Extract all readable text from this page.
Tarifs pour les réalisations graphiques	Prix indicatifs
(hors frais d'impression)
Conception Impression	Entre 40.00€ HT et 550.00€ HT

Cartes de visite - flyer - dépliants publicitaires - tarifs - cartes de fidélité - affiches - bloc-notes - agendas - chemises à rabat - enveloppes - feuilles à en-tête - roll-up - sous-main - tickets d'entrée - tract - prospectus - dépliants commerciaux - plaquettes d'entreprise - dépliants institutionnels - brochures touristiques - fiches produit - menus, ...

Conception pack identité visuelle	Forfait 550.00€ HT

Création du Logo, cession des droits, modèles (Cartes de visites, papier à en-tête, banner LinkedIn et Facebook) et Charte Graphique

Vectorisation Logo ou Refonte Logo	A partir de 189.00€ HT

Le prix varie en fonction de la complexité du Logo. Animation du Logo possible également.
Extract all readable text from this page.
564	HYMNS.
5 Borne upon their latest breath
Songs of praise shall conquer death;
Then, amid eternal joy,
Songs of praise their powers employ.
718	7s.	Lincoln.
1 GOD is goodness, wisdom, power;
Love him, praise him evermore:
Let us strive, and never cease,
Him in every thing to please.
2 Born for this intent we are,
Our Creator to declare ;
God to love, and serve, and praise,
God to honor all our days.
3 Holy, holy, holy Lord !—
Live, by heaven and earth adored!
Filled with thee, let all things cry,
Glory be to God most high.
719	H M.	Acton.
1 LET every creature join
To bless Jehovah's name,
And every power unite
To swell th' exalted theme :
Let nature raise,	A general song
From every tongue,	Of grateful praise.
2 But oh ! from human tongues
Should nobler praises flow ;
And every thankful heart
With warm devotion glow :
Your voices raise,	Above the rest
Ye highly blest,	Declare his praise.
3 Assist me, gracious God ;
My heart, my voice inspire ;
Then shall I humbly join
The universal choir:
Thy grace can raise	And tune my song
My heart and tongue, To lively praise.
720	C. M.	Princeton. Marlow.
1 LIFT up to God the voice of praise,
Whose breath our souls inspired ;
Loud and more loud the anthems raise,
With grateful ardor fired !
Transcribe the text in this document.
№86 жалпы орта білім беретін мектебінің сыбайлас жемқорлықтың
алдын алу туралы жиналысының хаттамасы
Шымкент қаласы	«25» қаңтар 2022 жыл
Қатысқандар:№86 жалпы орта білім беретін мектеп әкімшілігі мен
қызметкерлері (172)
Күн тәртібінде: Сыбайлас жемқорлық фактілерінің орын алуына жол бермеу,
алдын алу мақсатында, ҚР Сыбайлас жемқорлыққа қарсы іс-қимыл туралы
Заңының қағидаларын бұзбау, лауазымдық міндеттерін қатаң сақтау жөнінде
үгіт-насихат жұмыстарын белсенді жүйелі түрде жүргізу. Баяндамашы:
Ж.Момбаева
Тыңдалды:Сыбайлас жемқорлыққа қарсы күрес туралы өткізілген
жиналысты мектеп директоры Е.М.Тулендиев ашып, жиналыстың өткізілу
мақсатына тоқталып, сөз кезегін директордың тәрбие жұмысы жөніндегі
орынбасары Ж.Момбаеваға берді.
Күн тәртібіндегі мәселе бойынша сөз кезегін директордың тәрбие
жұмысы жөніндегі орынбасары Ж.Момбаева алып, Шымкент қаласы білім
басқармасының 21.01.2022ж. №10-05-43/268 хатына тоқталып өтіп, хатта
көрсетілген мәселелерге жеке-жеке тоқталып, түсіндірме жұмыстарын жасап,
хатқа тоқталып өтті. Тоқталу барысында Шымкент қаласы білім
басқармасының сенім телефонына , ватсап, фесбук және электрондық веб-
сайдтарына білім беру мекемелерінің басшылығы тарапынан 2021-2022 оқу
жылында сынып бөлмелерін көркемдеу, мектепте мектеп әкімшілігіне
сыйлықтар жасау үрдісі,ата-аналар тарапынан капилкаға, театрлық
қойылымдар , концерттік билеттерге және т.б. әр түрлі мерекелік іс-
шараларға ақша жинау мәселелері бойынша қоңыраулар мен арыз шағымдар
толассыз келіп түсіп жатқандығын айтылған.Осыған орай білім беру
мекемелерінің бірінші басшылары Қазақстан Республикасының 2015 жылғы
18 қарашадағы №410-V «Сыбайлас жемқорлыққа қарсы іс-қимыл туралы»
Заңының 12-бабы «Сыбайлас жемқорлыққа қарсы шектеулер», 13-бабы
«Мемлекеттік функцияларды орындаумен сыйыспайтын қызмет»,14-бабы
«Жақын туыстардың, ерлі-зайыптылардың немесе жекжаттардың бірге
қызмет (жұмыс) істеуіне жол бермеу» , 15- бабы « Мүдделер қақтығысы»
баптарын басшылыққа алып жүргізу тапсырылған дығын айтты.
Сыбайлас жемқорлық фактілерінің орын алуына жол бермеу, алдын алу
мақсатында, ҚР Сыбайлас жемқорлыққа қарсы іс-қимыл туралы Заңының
++++++++++
Repeat every entry word for word.

Extract all readable text from this page.
Tarifs pour les réalisations graphiques	Prix indicatifs
(hors frais d'impression)
Conception Impression	Entre 40.00€ HT et 550.00€ HT

Cartes de visite - flyer - dépliants publicitaires - tarifs - cartes de fidélité - affiches - bloc-notes - agendas - chemises à rabat - enveloppes - feuilles à en-tête - roll-up - sous-main - tickets d'entrée - tract - prospectus - dépliants commerciaux - plaquettes d'entreprise - dépliants institutionnels - brochures touristiques - fiches produit - menus, ...

Conception pack identité visuelle	Forfait 550.00€ HT

Création du Logo, cession des droits, modèles (Cartes de visites, papier à en-tête, banner LinkedIn et Facebook) et Charte Graphique

Vectorisation Logo ou Refonte Logo	A partir de 189.00€ HT

Le prix varie en fonction de la complexité du Logo. Animation du Logo possible également.
Extract all readable text from this page.
564	HYMNS.
5 Borne upon their latest breath
Songs of praise shall conquer death;
Then, amid eternal joy,
Songs of praise their powers employ.
718	7s.	Lincoln.
1 GOD is goodness, wisdom, power;
Love him, praise him evermore:
Let us strive, and never cease,
Him in every thing to please.
2 Born for this intent we are,
Our Creator to declare ;
God to love, and serve, and praise,
God to honor all our days.
3 Holy, holy, holy Lord !—
Live, by heaven and earth adored!
Filled with thee, let all things cry,
Glory be to God most high.
719	H M.	Acton.
1 LET every creature join
To bless Jehovah's name,
And every power unite
To swell th' exalted theme :
Let nature raise,	A general song
From every tongue,	Of grateful praise.
2 But oh ! from human tongues
Should nobler praises flow ;
And every thankful heart
With warm devotion glow :
Your voices raise,	Above the rest
Ye highly blest,	Declare his praise.
3 Assist me, gracious God ;
My heart, my voice inspire ;
Then shall I humbly join
The universal choir:
Thy grace can raise	And tune my song
My heart and tongue, To lively praise.
720	C. M.	Princeton. Marlow.
1 LIFT up to God the voice of praise,
Whose breath our souls inspired ;
Loud and more loud the anthems raise,
With grateful ardor fired !
Transcribe the text in this document.
№86 жалпы орта білім беретін мектебінің сыбайлас жемқорлықтың
алдын алу туралы жиналысының хаттамасы
Шымкент қаласы	«25» қаңтар 2022 жыл
Қатысқандар:№86 жалпы орта білім беретін мектеп әкімшілігі мен
қызметкерлері (172)
Күн тәртібінде: Сыбайлас жемқорлық фактілерінің орын алуына жол бермеу,
алдын алу мақсатында, ҚР Сыбайлас жемқорлыққа қарсы іс-қимыл туралы
Заңының қағидаларын бұзбау, лауазымдық міндеттерін қатаң сақтау жөнінде
үгіт-насихат жұмыстарын белсенді жүйелі түрде жүргізу. Баяндамашы:
Ж.Момбаева
Тыңдалды:Сыбайлас жемқорлыққа қарсы күрес туралы өткізілген
жиналысты мектеп директоры Е.М.Тулендиев ашып, жиналыстың өткізілу
мақсатына тоқталып, сөз кезегін директордың тәрбие жұмысы жөніндегі
орынбасары Ж.Момбаеваға берді.
Күн тәртібіндегі мәселе бойынша сөз кезегін директордың тәрбие
жұмысы жөніндегі орынбасары Ж.Момбаева алып, Шымкент қаласы білім
басқармасының 21.01.2022ж. №10-05-43/268 хатына тоқталып өтіп, хатта
көрсетілген мәселелерге жеке-жеке тоқталып, түсіндірме жұмыстарын жасап,
хатқа тоқталып өтті. Тоқталу барысында Шымкент қаласы білім
басқармасының сенім телефонына , ватсап, фесбук және электрондық веб-
сайдтарына білім беру мекемелерінің басшылығы тарапынан 2021-2022 оқу
жылында сынып бөлмелерін көркемдеу, мектепте мектеп әкімшілігіне
сыйлықтар жасау үрдісі,ата-аналар тарапынан капилкаға, театрлық
қойылымдар , концерттік билеттерге және т.б. әр түрлі мерекелік іс-
шараларға ақша жинау мәселелері бойынша қоңыраулар мен арыз шағымдар
толассыз келіп түсіп жатқандығын айтылған.Осыған орай білім беру
мекемелерінің бірінші басшылары Қазақстан Республикасының 2015 жылғы
18 қарашадағы №410-V «Сыбайлас жемқорлыққа қарсы іс-қимыл туралы»
Заңының 12-бабы «Сыбайлас жемқорлыққа қарсы шектеулер», 13-бабы
«Мемлекеттік функцияларды орындаумен сыйыспайтын қызмет»,14-бабы
«Жақын туыстардың, ерлі-зайыптылардың немесе жекжаттардың бірге
қызмет (жұмыс) істеуіне жол бермеу» , 15- бабы « Мүдделер қақтығысы»
баптарын басшылыққа алып жүргізу тапсырылған дығын айтты.
Сыбайлас жемқорлық фактілерінің орын алуына жол бермеу, алдын алу
мақсатында, ҚР Сыбайлас жемқорлыққа қарсы іс-қимыл туралы Заңының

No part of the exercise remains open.